The problem - Please list all lines of the material below in which the string "门铃响呢" occurs.

▼

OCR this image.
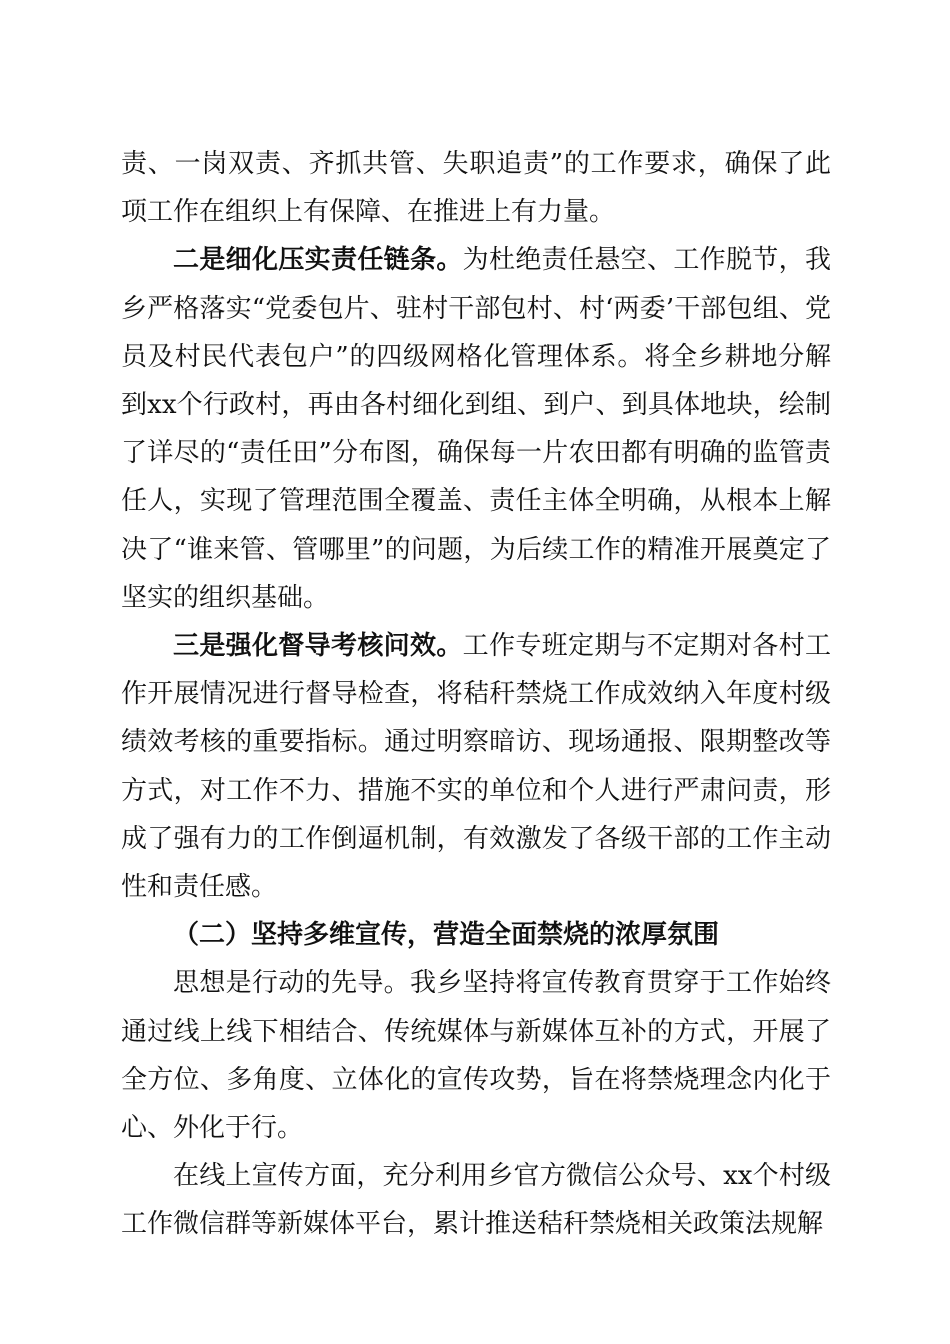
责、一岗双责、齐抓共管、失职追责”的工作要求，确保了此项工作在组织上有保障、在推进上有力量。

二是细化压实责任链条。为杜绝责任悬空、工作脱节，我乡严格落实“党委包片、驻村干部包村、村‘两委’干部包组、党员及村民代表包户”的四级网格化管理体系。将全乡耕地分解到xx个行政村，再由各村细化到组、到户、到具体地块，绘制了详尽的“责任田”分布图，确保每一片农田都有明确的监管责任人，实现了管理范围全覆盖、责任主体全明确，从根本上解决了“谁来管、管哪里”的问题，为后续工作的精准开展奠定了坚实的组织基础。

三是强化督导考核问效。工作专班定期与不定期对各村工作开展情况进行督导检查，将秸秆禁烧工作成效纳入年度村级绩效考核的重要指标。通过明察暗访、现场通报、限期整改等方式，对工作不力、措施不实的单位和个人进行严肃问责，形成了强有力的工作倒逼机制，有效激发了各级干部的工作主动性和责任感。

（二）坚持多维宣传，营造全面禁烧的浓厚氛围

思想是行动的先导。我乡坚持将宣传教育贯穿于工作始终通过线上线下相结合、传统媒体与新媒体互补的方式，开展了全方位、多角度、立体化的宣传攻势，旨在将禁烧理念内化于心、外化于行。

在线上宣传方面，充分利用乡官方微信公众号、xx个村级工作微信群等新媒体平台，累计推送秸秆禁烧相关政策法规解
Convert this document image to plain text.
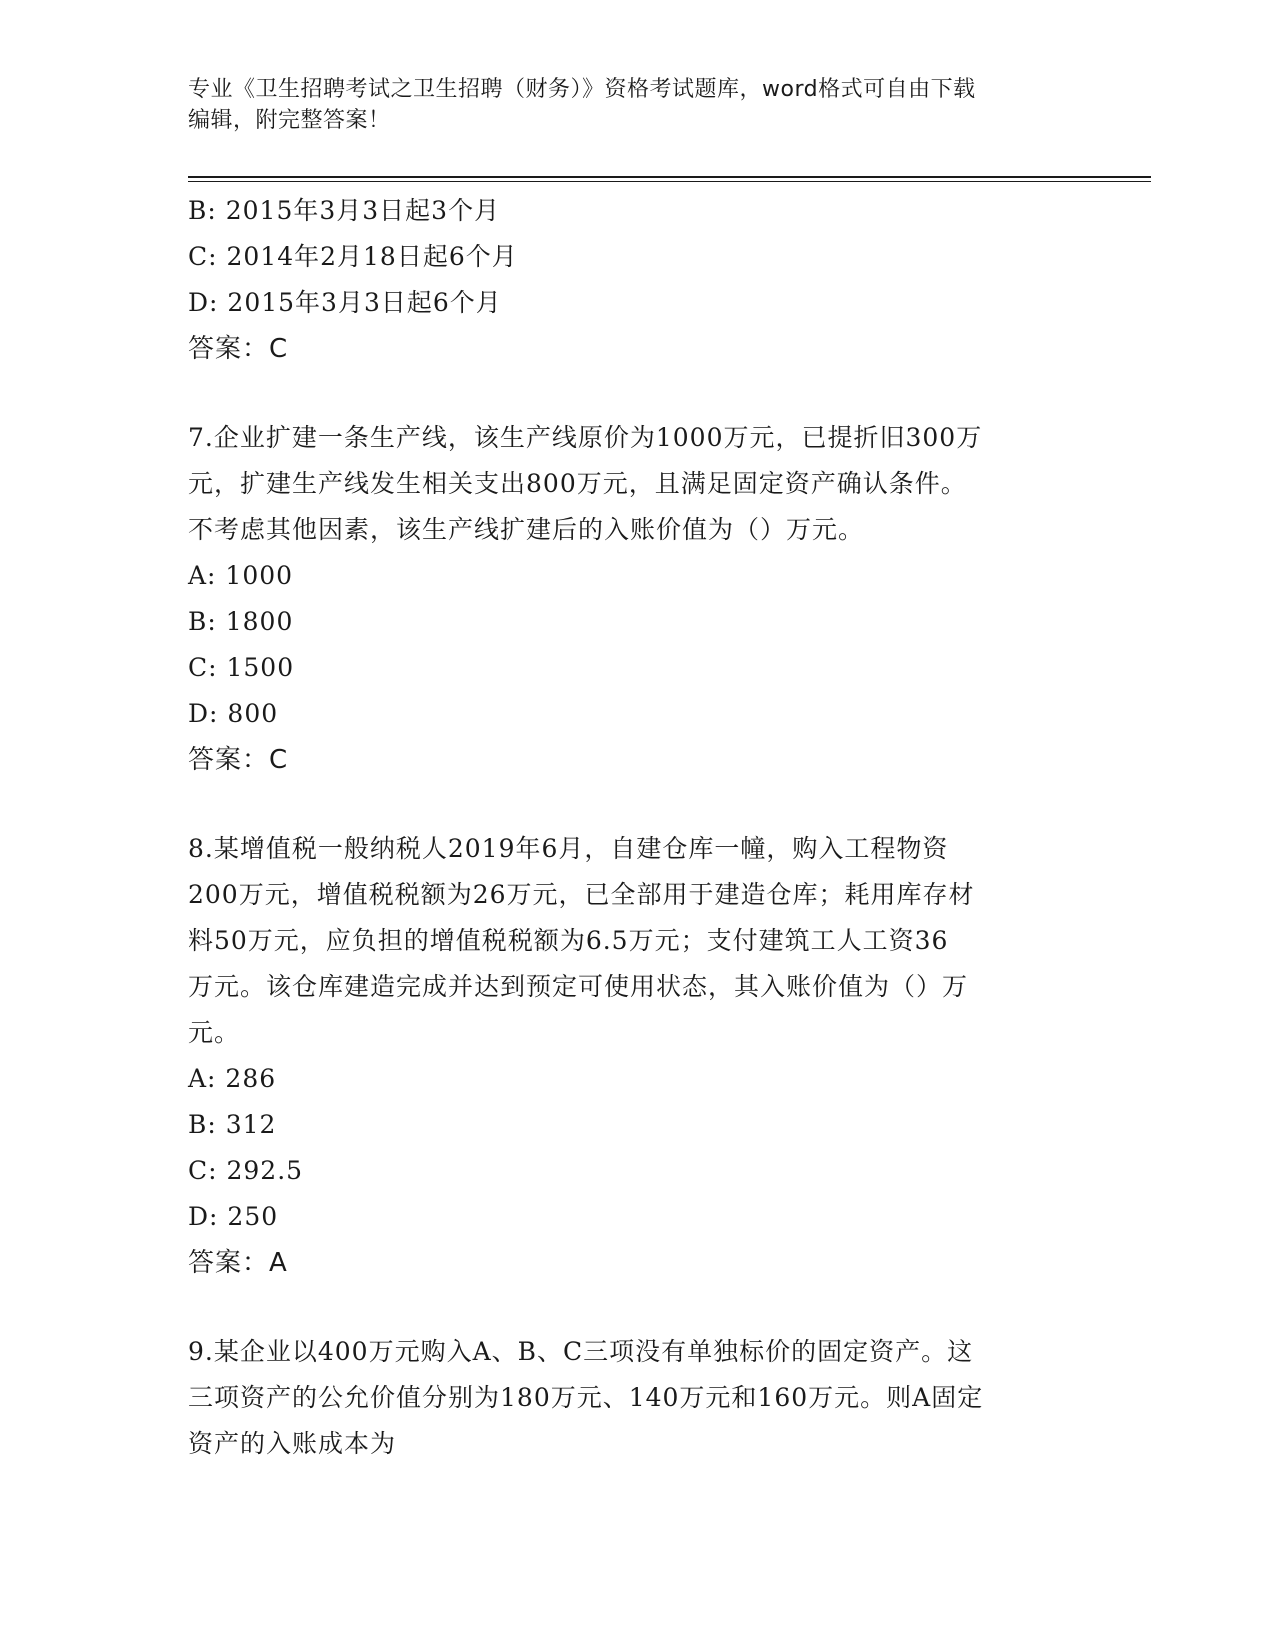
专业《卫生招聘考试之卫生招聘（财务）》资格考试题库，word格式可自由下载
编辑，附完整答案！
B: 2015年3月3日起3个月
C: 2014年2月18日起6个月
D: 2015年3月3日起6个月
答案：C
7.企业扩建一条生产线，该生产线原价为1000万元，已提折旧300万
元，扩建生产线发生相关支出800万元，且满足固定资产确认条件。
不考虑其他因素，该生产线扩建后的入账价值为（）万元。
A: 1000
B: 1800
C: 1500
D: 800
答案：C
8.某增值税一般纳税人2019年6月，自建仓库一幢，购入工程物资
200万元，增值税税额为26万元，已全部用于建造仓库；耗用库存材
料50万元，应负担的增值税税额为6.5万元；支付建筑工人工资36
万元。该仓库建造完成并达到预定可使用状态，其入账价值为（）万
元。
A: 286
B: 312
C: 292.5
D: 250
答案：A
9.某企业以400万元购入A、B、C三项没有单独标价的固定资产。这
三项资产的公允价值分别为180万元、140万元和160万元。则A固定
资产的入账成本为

▲
▼

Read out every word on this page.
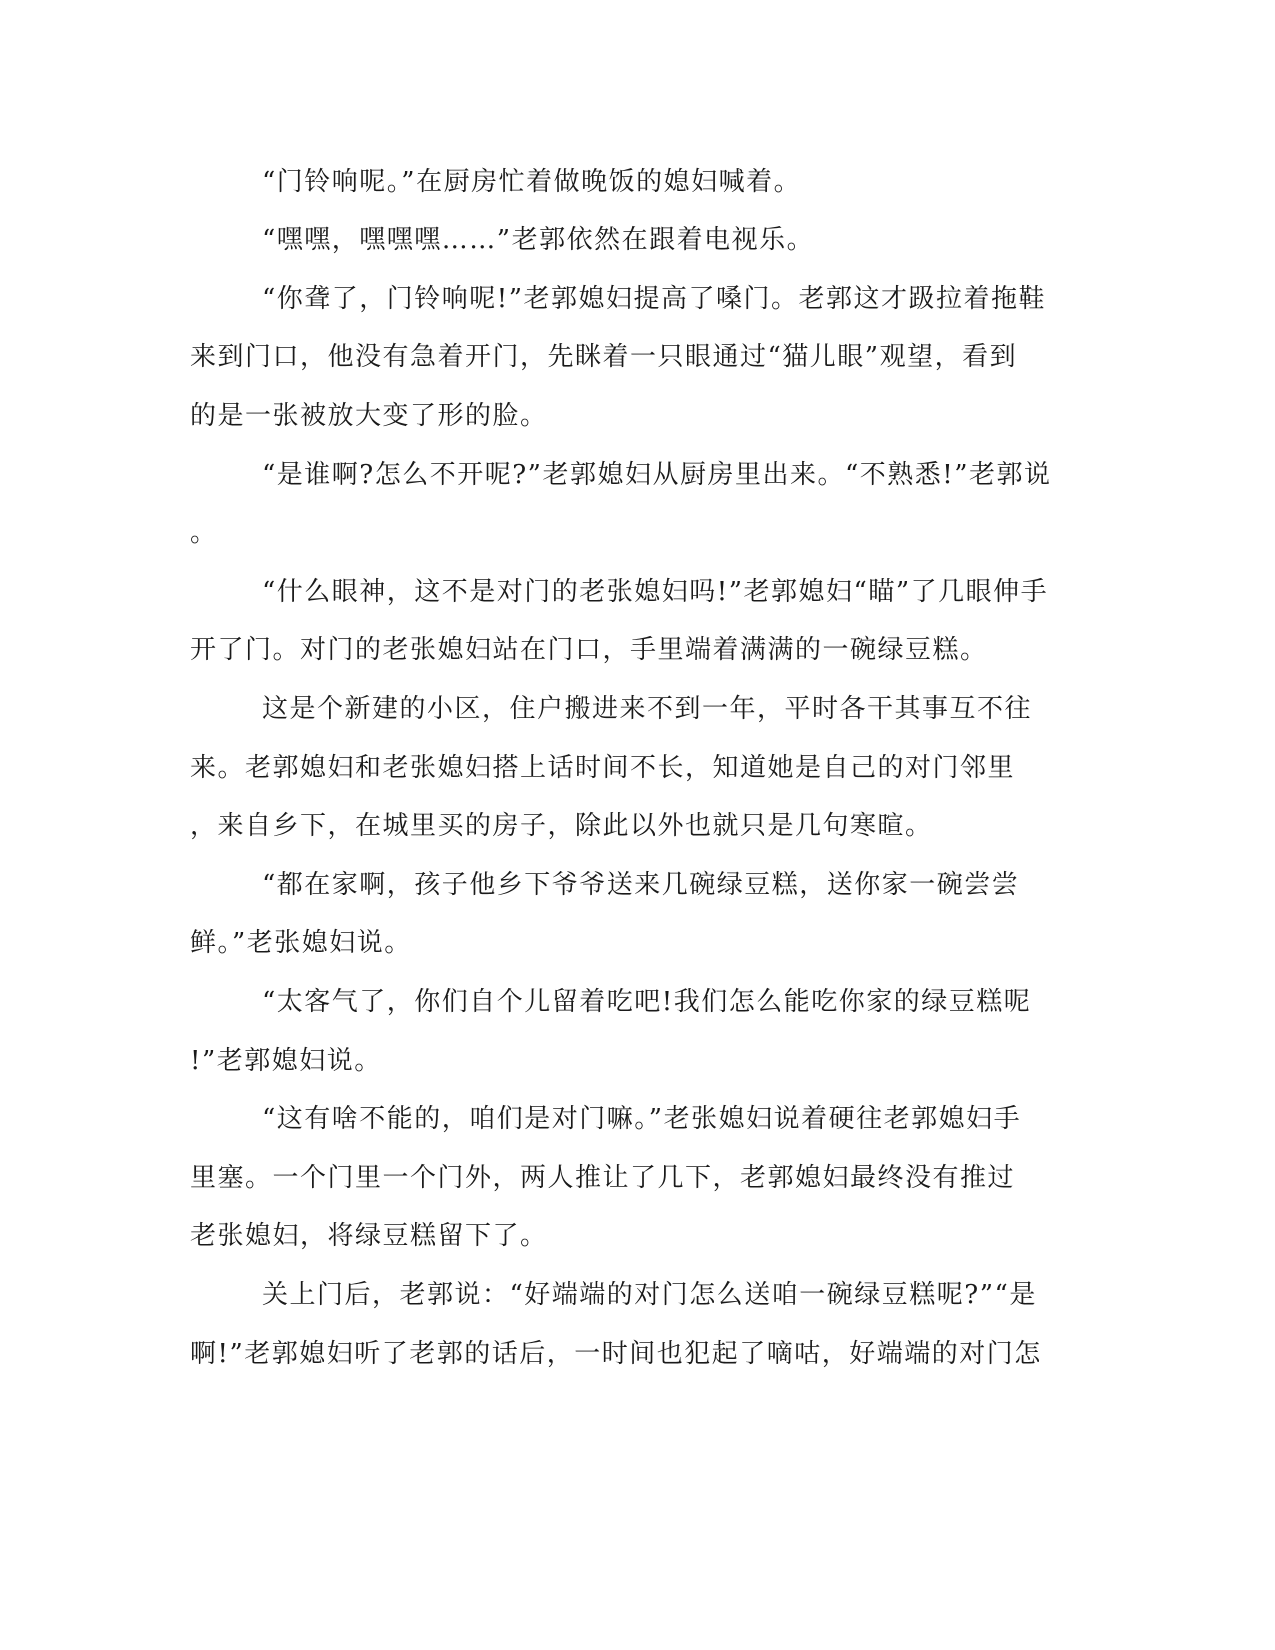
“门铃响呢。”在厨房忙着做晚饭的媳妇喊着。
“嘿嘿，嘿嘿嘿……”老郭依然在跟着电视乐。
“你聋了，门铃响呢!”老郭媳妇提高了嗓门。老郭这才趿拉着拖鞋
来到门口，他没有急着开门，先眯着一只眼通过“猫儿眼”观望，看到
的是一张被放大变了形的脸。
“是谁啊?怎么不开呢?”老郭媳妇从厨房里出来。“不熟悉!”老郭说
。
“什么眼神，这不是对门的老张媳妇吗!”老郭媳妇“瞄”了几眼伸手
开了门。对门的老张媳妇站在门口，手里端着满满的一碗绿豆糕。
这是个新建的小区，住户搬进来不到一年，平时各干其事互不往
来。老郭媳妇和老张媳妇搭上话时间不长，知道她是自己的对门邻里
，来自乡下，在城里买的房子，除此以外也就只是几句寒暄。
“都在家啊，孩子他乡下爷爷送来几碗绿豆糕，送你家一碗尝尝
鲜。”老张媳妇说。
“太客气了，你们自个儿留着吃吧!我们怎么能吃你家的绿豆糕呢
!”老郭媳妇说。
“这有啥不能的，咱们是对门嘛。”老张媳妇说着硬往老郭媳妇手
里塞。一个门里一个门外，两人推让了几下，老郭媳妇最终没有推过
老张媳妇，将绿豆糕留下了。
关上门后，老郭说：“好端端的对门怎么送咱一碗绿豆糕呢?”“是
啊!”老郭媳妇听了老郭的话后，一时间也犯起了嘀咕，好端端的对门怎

▲

Written solution -
“门铃响呢。”在厨房忙着做晚饭的媳妇喊着。
“你聋了，门铃响呢!”老郭媳妇提高了嗓门。老郭这才趿拉着拖鞋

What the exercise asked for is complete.